■ PROBLEM: In your copy, repeat the records exactly and leave out the pictures.

■ ROWS:
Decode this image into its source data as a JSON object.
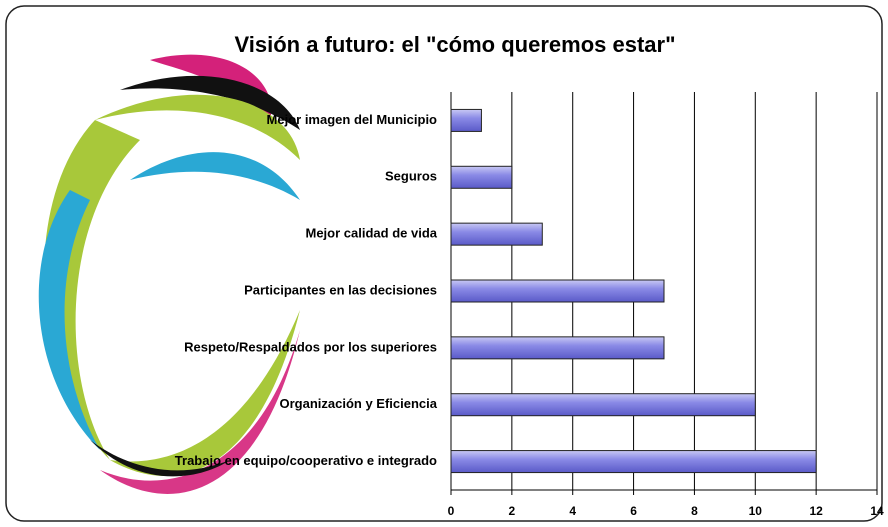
{
  "chart_data": {
    "type": "bar",
    "orientation": "horizontal",
    "title": "Visión a futuro: el \"cómo queremos estar\"",
    "categories": [
      "Mejor imagen del Municipio",
      "Seguros",
      "Mejor calidad de vida",
      "Participantes en las decisiones",
      "Respeto/Respaldados por los superiores",
      "Organización y Eficiencia",
      "Trabajo en equipo/cooperativo e integrado"
    ],
    "values": [
      1,
      2,
      3,
      7,
      7,
      10,
      12
    ],
    "color": "#7b7be0",
    "xlim": [
      0,
      14
    ],
    "xticks": [
      0,
      2,
      4,
      6,
      8,
      10,
      12,
      14
    ],
    "grid": true
  }
}
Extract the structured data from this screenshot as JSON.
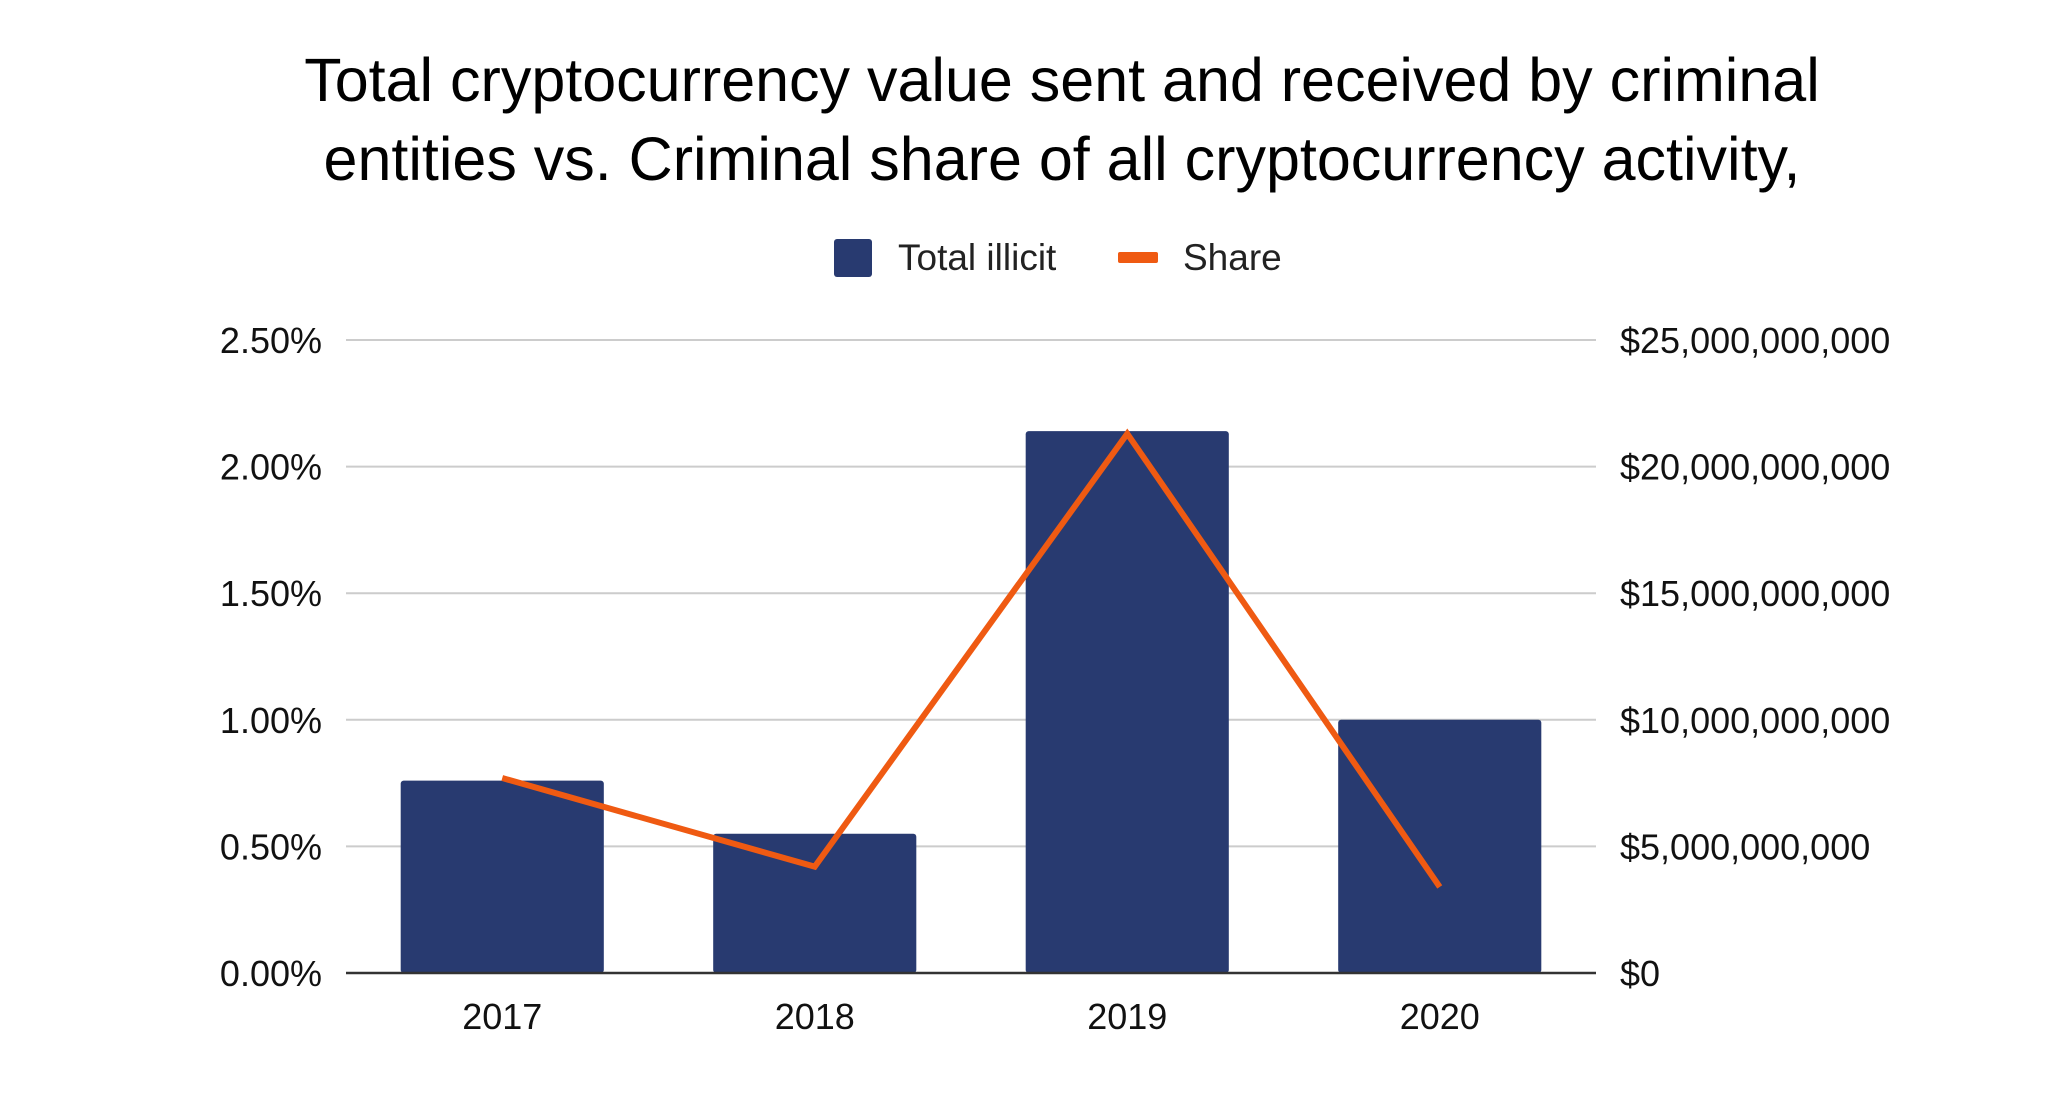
{
  "chart_data": {
    "type": "bar",
    "title_lines": [
      "Total cryptocurrency value sent and received by criminal",
      "entities vs. Criminal share of all cryptocurrency activity,"
    ],
    "categories": [
      "2017",
      "2018",
      "2019",
      "2020"
    ],
    "series": [
      {
        "name": "Total illicit",
        "type": "bar",
        "axis": "right",
        "color": "#283A70",
        "values": [
          7600000000,
          5500000000,
          21400000000,
          10000000000
        ]
      },
      {
        "name": "Share",
        "type": "line",
        "axis": "left",
        "color": "#EF5A12",
        "values": [
          0.77,
          0.42,
          2.13,
          0.34
        ]
      }
    ],
    "left_axis": {
      "ylim": [
        0,
        2.5
      ],
      "ticks": [
        0,
        0.5,
        1.0,
        1.5,
        2.0,
        2.5
      ],
      "tick_labels": [
        "0.00%",
        "0.50%",
        "1.00%",
        "1.50%",
        "2.00%",
        "2.50%"
      ]
    },
    "right_axis": {
      "ylim": [
        0,
        25000000000
      ],
      "ticks": [
        0,
        5000000000,
        10000000000,
        15000000000,
        20000000000,
        25000000000
      ],
      "tick_labels": [
        "$0",
        "$5,000,000,000",
        "$10,000,000,000",
        "$15,000,000,000",
        "$20,000,000,000",
        "$25,000,000,000"
      ]
    },
    "legend_position": "top-center",
    "grid": true,
    "gridline_color": "#CCCCCC",
    "baseline_color": "#333333"
  }
}
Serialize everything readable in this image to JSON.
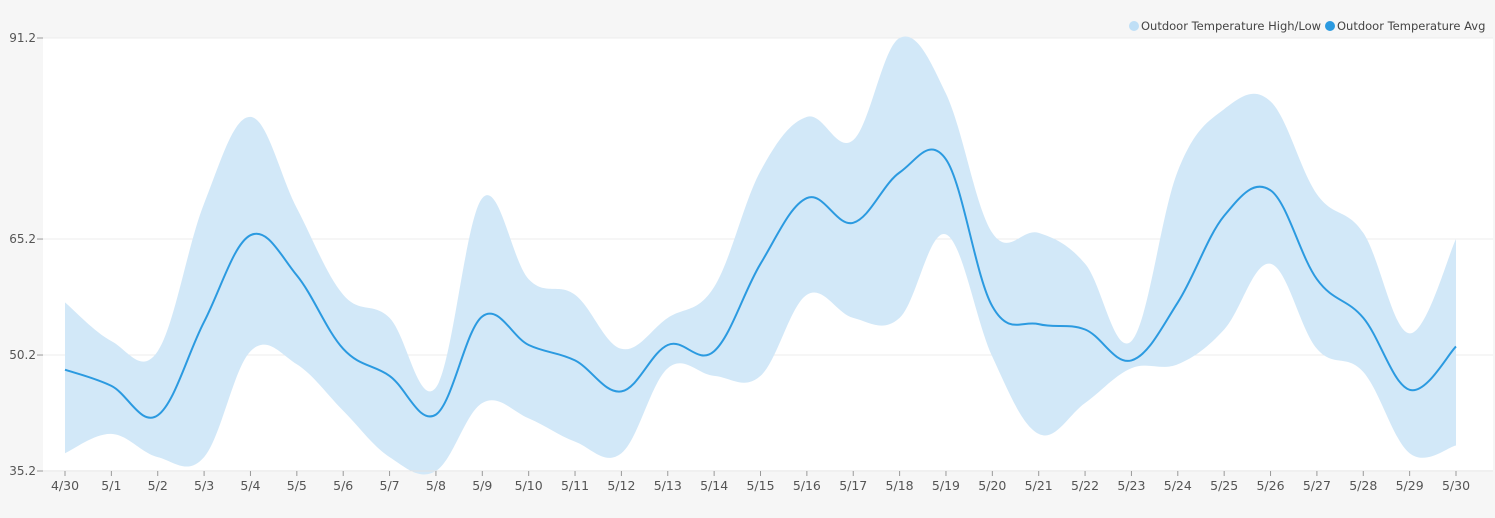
{
  "chart_data": {
    "type": "area",
    "title": "",
    "xlabel": "",
    "ylabel": "",
    "x": [
      "4/30",
      "5/1",
      "5/2",
      "5/3",
      "5/4",
      "5/5",
      "5/6",
      "5/7",
      "5/8",
      "5/9",
      "5/10",
      "5/11",
      "5/12",
      "5/13",
      "5/14",
      "5/15",
      "5/16",
      "5/17",
      "5/18",
      "5/19",
      "5/20",
      "5/21",
      "5/22",
      "5/23",
      "5/24",
      "5/25",
      "5/26",
      "5/27",
      "5/28",
      "5/29",
      "5/30"
    ],
    "yticks": [
      "35.2",
      "50.2",
      "65.2",
      "91.2"
    ],
    "ytick_values": [
      35.2,
      50.2,
      65.2,
      91.2
    ],
    "ylim": [
      35.2,
      91.2
    ],
    "legend_position": "top-right",
    "grid": true,
    "series": [
      {
        "name": "Outdoor Temperature High/Low",
        "kind": "range",
        "color": "#d2e8f8",
        "high": [
          57.0,
          52.0,
          50.7,
          69.8,
          81.0,
          69.2,
          58.0,
          55.0,
          46.0,
          70.5,
          60.0,
          58.0,
          51.0,
          55.0,
          59.0,
          74.0,
          81.0,
          78.0,
          91.2,
          84.0,
          66.0,
          66.0,
          62.0,
          52.0,
          74.0,
          82.0,
          83.0,
          71.0,
          66.0,
          53.0,
          65.2
        ],
        "low": [
          37.5,
          40.0,
          37.0,
          37.0,
          50.7,
          49.0,
          43.0,
          37.0,
          35.2,
          44.0,
          42.0,
          39.0,
          37.5,
          48.5,
          47.5,
          47.5,
          58.0,
          55.0,
          55.0,
          65.8,
          50.0,
          40.0,
          44.0,
          48.5,
          49.0,
          53.5,
          62.0,
          51.0,
          48.0,
          37.5,
          38.5
        ]
      },
      {
        "name": "Outdoor Temperature Avg",
        "kind": "line",
        "color": "#2b9ae0",
        "values": [
          48.3,
          46.2,
          42.4,
          54.5,
          65.7,
          60.5,
          51.0,
          47.5,
          42.5,
          55.2,
          51.5,
          49.5,
          45.5,
          51.5,
          50.7,
          62.0,
          70.5,
          67.3,
          73.8,
          75.5,
          56.5,
          54.2,
          53.5,
          49.5,
          57.0,
          68.2,
          71.5,
          60.0,
          55.0,
          45.7,
          51.3
        ]
      }
    ]
  }
}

■ EXERCISE OUTPUT:
Decode this image into its source data as a JSON object.
{
  "chart_data": {
    "type": "bar",
    "orientation": "horizontal",
    "title": "Visión a futuro: el \"cómo queremos estar\"",
    "categories": [
      "Mejor imagen del Municipio",
      "Seguros",
      "Mejor calidad de vida",
      "Participantes en las decisiones",
      "Respeto/Respaldados por los superiores",
      "Organización y Eficiencia",
      "Trabajo en equipo/cooperativo e integrado"
    ],
    "values": [
      1,
      2,
      3,
      7,
      7,
      10,
      12
    ],
    "color": "#7b7be0",
    "xlim": [
      0,
      14
    ],
    "xticks": [
      0,
      2,
      4,
      6,
      8,
      10,
      12,
      14
    ],
    "grid": true
  }
}
Extract the structured data from this screenshot as JSON.
{
  "chart_data": {
    "type": "bar",
    "title_lines": [
      "Total cryptocurrency value sent and received by criminal",
      "entities vs. Criminal share of all cryptocurrency activity,"
    ],
    "categories": [
      "2017",
      "2018",
      "2019",
      "2020"
    ],
    "series": [
      {
        "name": "Total illicit",
        "type": "bar",
        "axis": "right",
        "color": "#283A70",
        "values": [
          7600000000,
          5500000000,
          21400000000,
          10000000000
        ]
      },
      {
        "name": "Share",
        "type": "line",
        "axis": "left",
        "color": "#EF5A12",
        "values": [
          0.77,
          0.42,
          2.13,
          0.34
        ]
      }
    ],
    "left_axis": {
      "ylim": [
        0,
        2.5
      ],
      "ticks": [
        0,
        0.5,
        1.0,
        1.5,
        2.0,
        2.5
      ],
      "tick_labels": [
        "0.00%",
        "0.50%",
        "1.00%",
        "1.50%",
        "2.00%",
        "2.50%"
      ]
    },
    "right_axis": {
      "ylim": [
        0,
        25000000000
      ],
      "ticks": [
        0,
        5000000000,
        10000000000,
        15000000000,
        20000000000,
        25000000000
      ],
      "tick_labels": [
        "$0",
        "$5,000,000,000",
        "$10,000,000,000",
        "$15,000,000,000",
        "$20,000,000,000",
        "$25,000,000,000"
      ]
    },
    "legend_position": "top-center",
    "grid": true,
    "gridline_color": "#CCCCCC",
    "baseline_color": "#333333"
  }
}
Serialize everything readable in this image to JSON.
{
  "chart_data": {
    "type": "area",
    "title": "",
    "xlabel": "",
    "ylabel": "",
    "x": [
      "4/30",
      "5/1",
      "5/2",
      "5/3",
      "5/4",
      "5/5",
      "5/6",
      "5/7",
      "5/8",
      "5/9",
      "5/10",
      "5/11",
      "5/12",
      "5/13",
      "5/14",
      "5/15",
      "5/16",
      "5/17",
      "5/18",
      "5/19",
      "5/20",
      "5/21",
      "5/22",
      "5/23",
      "5/24",
      "5/25",
      "5/26",
      "5/27",
      "5/28",
      "5/29",
      "5/30"
    ],
    "yticks": [
      "35.2",
      "50.2",
      "65.2",
      "91.2"
    ],
    "ytick_values": [
      35.2,
      50.2,
      65.2,
      91.2
    ],
    "ylim": [
      35.2,
      91.2
    ],
    "legend_position": "top-right",
    "grid": true,
    "series": [
      {
        "name": "Outdoor Temperature High/Low",
        "kind": "range",
        "color": "#d2e8f8",
        "high": [
          57.0,
          52.0,
          50.7,
          69.8,
          81.0,
          69.2,
          58.0,
          55.0,
          46.0,
          70.5,
          60.0,
          58.0,
          51.0,
          55.0,
          59.0,
          74.0,
          81.0,
          78.0,
          91.2,
          84.0,
          66.0,
          66.0,
          62.0,
          52.0,
          74.0,
          82.0,
          83.0,
          71.0,
          66.0,
          53.0,
          65.2
        ],
        "low": [
          37.5,
          40.0,
          37.0,
          37.0,
          50.7,
          49.0,
          43.0,
          37.0,
          35.2,
          44.0,
          42.0,
          39.0,
          37.5,
          48.5,
          47.5,
          47.5,
          58.0,
          55.0,
          55.0,
          65.8,
          50.0,
          40.0,
          44.0,
          48.5,
          49.0,
          53.5,
          62.0,
          51.0,
          48.0,
          37.5,
          38.5
        ]
      },
      {
        "name": "Outdoor Temperature Avg",
        "kind": "line",
        "color": "#2b9ae0",
        "values": [
          48.3,
          46.2,
          42.4,
          54.5,
          65.7,
          60.5,
          51.0,
          47.5,
          42.5,
          55.2,
          51.5,
          49.5,
          45.5,
          51.5,
          50.7,
          62.0,
          70.5,
          67.3,
          73.8,
          75.5,
          56.5,
          54.2,
          53.5,
          49.5,
          57.0,
          68.2,
          71.5,
          60.0,
          55.0,
          45.7,
          51.3
        ]
      }
    ]
  }
}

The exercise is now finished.